Print the data exactly as it is given, please.
== == ==
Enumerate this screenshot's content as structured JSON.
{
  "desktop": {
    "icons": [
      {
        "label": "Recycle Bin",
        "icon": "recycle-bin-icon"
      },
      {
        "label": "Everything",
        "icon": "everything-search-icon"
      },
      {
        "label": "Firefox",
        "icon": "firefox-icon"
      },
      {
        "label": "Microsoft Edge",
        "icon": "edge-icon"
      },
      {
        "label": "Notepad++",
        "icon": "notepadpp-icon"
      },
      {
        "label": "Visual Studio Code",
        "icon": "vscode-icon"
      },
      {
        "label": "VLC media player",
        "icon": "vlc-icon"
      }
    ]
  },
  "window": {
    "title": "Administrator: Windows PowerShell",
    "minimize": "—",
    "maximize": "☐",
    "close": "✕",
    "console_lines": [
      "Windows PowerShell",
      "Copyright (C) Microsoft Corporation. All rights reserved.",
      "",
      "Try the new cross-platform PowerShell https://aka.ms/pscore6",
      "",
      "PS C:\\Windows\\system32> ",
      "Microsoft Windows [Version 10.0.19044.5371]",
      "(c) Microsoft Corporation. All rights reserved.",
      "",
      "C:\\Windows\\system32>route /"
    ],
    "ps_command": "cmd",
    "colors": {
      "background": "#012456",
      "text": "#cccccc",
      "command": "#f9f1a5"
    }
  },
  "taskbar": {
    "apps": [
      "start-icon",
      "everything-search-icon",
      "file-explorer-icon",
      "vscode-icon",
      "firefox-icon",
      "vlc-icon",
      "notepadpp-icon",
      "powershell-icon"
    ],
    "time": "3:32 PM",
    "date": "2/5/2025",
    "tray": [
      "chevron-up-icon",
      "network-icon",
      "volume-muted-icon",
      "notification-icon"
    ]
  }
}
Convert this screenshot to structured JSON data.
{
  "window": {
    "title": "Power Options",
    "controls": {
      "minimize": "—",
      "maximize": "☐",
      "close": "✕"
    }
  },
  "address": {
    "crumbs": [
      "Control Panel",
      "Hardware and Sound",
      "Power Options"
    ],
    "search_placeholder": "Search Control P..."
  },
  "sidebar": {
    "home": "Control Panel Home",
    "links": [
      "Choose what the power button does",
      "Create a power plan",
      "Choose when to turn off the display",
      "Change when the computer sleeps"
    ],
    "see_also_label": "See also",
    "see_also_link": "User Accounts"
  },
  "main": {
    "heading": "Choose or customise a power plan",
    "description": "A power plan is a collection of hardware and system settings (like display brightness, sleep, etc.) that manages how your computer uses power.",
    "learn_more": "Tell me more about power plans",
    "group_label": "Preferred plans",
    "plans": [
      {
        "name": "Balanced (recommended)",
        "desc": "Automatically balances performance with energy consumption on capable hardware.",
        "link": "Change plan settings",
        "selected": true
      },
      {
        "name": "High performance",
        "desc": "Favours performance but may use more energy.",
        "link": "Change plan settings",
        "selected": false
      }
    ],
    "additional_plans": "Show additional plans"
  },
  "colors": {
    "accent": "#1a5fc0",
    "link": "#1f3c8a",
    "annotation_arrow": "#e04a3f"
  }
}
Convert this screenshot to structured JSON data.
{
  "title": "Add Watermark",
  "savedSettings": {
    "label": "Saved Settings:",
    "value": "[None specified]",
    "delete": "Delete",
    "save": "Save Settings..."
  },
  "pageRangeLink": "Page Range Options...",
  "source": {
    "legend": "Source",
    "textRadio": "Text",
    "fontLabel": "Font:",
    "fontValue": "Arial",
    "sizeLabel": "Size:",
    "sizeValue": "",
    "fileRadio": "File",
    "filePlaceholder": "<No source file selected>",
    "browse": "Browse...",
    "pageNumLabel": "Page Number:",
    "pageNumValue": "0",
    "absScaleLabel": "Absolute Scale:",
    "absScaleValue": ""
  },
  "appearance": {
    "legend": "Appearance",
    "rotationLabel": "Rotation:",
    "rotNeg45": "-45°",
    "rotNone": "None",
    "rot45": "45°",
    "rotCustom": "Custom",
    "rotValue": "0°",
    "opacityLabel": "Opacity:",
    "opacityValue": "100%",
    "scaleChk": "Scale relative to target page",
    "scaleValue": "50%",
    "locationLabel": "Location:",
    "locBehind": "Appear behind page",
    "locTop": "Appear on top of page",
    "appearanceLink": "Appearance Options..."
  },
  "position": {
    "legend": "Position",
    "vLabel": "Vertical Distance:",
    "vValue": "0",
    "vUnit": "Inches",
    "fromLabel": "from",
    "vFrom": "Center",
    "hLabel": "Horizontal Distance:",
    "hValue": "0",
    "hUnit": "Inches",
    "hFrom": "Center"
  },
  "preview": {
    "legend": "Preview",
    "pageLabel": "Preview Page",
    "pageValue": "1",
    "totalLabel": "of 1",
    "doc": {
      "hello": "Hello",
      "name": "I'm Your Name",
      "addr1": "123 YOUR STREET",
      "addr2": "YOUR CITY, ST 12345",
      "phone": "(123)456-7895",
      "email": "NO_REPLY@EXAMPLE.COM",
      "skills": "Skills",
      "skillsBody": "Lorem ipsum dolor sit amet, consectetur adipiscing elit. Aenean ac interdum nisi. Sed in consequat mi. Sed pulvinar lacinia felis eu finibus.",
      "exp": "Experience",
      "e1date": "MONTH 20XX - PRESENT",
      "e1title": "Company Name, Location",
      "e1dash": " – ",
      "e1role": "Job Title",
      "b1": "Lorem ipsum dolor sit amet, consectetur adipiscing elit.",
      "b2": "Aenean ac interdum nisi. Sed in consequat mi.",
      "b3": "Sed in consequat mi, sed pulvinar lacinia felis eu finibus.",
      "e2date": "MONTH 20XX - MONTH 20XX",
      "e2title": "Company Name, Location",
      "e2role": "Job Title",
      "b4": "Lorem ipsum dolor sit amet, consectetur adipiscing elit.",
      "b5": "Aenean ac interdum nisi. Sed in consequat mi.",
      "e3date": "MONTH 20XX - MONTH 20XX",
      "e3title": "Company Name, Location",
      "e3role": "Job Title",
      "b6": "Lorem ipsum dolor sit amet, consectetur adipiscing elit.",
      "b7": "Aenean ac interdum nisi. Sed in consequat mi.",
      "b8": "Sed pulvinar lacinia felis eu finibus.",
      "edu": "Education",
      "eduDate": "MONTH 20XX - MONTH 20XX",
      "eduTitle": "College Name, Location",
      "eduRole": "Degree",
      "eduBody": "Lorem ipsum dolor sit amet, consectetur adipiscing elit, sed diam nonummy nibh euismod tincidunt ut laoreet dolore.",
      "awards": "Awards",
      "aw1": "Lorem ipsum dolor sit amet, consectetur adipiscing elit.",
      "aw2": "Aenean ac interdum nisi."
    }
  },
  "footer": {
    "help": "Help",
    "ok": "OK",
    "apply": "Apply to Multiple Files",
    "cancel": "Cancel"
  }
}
== == ==
Written solution —
Enumerate this screenshot's content as structured JSON.
{
  "desktop": {
    "icons": [
      {
        "label": "Recycle Bin",
        "icon": "recycle-bin-icon"
      },
      {
        "label": "Everything",
        "icon": "everything-search-icon"
      },
      {
        "label": "Firefox",
        "icon": "firefox-icon"
      },
      {
        "label": "Microsoft Edge",
        "icon": "edge-icon"
      },
      {
        "label": "Notepad++",
        "icon": "notepadpp-icon"
      },
      {
        "label": "Visual Studio Code",
        "icon": "vscode-icon"
      },
      {
        "label": "VLC media player",
        "icon": "vlc-icon"
      }
    ]
  },
  "window": {
    "title": "Administrator: Windows PowerShell",
    "minimize": "—",
    "maximize": "☐",
    "close": "✕",
    "console_lines": [
      "Windows PowerShell",
      "Copyright (C) Microsoft Corporation. All rights reserved.",
      "",
      "Try the new cross-platform PowerShell https://aka.ms/pscore6",
      "",
      "PS C:\\Windows\\system32> ",
      "Microsoft Windows [Version 10.0.19044.5371]",
      "(c) Microsoft Corporation. All rights reserved.",
      "",
      "C:\\Windows\\system32>route /"
    ],
    "ps_command": "cmd",
    "colors": {
      "background": "#012456",
      "text": "#cccccc",
      "command": "#f9f1a5"
    }
  },
  "taskbar": {
    "apps": [
      "start-icon",
      "everything-search-icon",
      "file-explorer-icon",
      "vscode-icon",
      "firefox-icon",
      "vlc-icon",
      "notepadpp-icon",
      "powershell-icon"
    ],
    "time": "3:32 PM",
    "date": "2/5/2025",
    "tray": [
      "chevron-up-icon",
      "network-icon",
      "volume-muted-icon",
      "notification-icon"
    ]
  }
}
Convert this screenshot to structured JSON data.
{
  "window": {
    "title": "Power Options",
    "controls": {
      "minimize": "—",
      "maximize": "☐",
      "close": "✕"
    }
  },
  "address": {
    "crumbs": [
      "Control Panel",
      "Hardware and Sound",
      "Power Options"
    ],
    "search_placeholder": "Search Control P..."
  },
  "sidebar": {
    "home": "Control Panel Home",
    "links": [
      "Choose what the power button does",
      "Create a power plan",
      "Choose when to turn off the display",
      "Change when the computer sleeps"
    ],
    "see_also_label": "See also",
    "see_also_link": "User Accounts"
  },
  "main": {
    "heading": "Choose or customise a power plan",
    "description": "A power plan is a collection of hardware and system settings (like display brightness, sleep, etc.) that manages how your computer uses power.",
    "learn_more": "Tell me more about power plans",
    "group_label": "Preferred plans",
    "plans": [
      {
        "name": "Balanced (recommended)",
        "desc": "Automatically balances performance with energy consumption on capable hardware.",
        "link": "Change plan settings",
        "selected": true
      },
      {
        "name": "High performance",
        "desc": "Favours performance but may use more energy.",
        "link": "Change plan settings",
        "selected": false
      }
    ],
    "additional_plans": "Show additional plans"
  },
  "colors": {
    "accent": "#1a5fc0",
    "link": "#1f3c8a",
    "annotation_arrow": "#e04a3f"
  }
}
Convert this screenshot to structured JSON data.
{
  "title": "Add Watermark",
  "savedSettings": {
    "label": "Saved Settings:",
    "value": "[None specified]",
    "delete": "Delete",
    "save": "Save Settings..."
  },
  "pageRangeLink": "Page Range Options...",
  "source": {
    "legend": "Source",
    "textRadio": "Text",
    "fontLabel": "Font:",
    "fontValue": "Arial",
    "sizeLabel": "Size:",
    "sizeValue": "",
    "fileRadio": "File",
    "filePlaceholder": "<No source file selected>",
    "browse": "Browse...",
    "pageNumLabel": "Page Number:",
    "pageNumValue": "0",
    "absScaleLabel": "Absolute Scale:",
    "absScaleValue": ""
  },
  "appearance": {
    "legend": "Appearance",
    "rotationLabel": "Rotation:",
    "rotNeg45": "-45°",
    "rotNone": "None",
    "rot45": "45°",
    "rotCustom": "Custom",
    "rotValue": "0°",
    "opacityLabel": "Opacity:",
    "opacityValue": "100%",
    "scaleChk": "Scale relative to target page",
    "scaleValue": "50%",
    "locationLabel": "Location:",
    "locBehind": "Appear behind page",
    "locTop": "Appear on top of page",
    "appearanceLink": "Appearance Options..."
  },
  "position": {
    "legend": "Position",
    "vLabel": "Vertical Distance:",
    "vValue": "0",
    "vUnit": "Inches",
    "fromLabel": "from",
    "vFrom": "Center",
    "hLabel": "Horizontal Distance:",
    "hValue": "0",
    "hUnit": "Inches",
    "hFrom": "Center"
  },
  "preview": {
    "legend": "Preview",
    "pageLabel": "Preview Page",
    "pageValue": "1",
    "totalLabel": "of 1",
    "doc": {
      "hello": "Hello",
      "name": "I'm Your Name",
      "addr1": "123 YOUR STREET",
      "addr2": "YOUR CITY, ST 12345",
      "phone": "(123)456-7895",
      "email": "NO_REPLY@EXAMPLE.COM",
      "skills": "Skills",
      "skillsBody": "Lorem ipsum dolor sit amet, consectetur adipiscing elit. Aenean ac interdum nisi. Sed in consequat mi. Sed pulvinar lacinia felis eu finibus.",
      "exp": "Experience",
      "e1date": "MONTH 20XX - PRESENT",
      "e1title": "Company Name, Location",
      "e1dash": " – ",
      "e1role": "Job Title",
      "b1": "Lorem ipsum dolor sit amet, consectetur adipiscing elit.",
      "b2": "Aenean ac interdum nisi. Sed in consequat mi.",
      "b3": "Sed in consequat mi, sed pulvinar lacinia felis eu finibus.",
      "e2date": "MONTH 20XX - MONTH 20XX",
      "e2title": "Company Name, Location",
      "e2role": "Job Title",
      "b4": "Lorem ipsum dolor sit amet, consectetur adipiscing elit.",
      "b5": "Aenean ac interdum nisi. Sed in consequat mi.",
      "e3date": "MONTH 20XX - MONTH 20XX",
      "e3title": "Company Name, Location",
      "e3role": "Job Title",
      "b6": "Lorem ipsum dolor sit amet, consectetur adipiscing elit.",
      "b7": "Aenean ac interdum nisi. Sed in consequat mi.",
      "b8": "Sed pulvinar lacinia felis eu finibus.",
      "edu": "Education",
      "eduDate": "MONTH 20XX - MONTH 20XX",
      "eduTitle": "College Name, Location",
      "eduRole": "Degree",
      "eduBody": "Lorem ipsum dolor sit amet, consectetur adipiscing elit, sed diam nonummy nibh euismod tincidunt ut laoreet dolore.",
      "awards": "Awards",
      "aw1": "Lorem ipsum dolor sit amet, consectetur adipiscing elit.",
      "aw2": "Aenean ac interdum nisi."
    }
  },
  "footer": {
    "help": "Help",
    "ok": "OK",
    "apply": "Apply to Multiple Files",
    "cancel": "Cancel"
  }
}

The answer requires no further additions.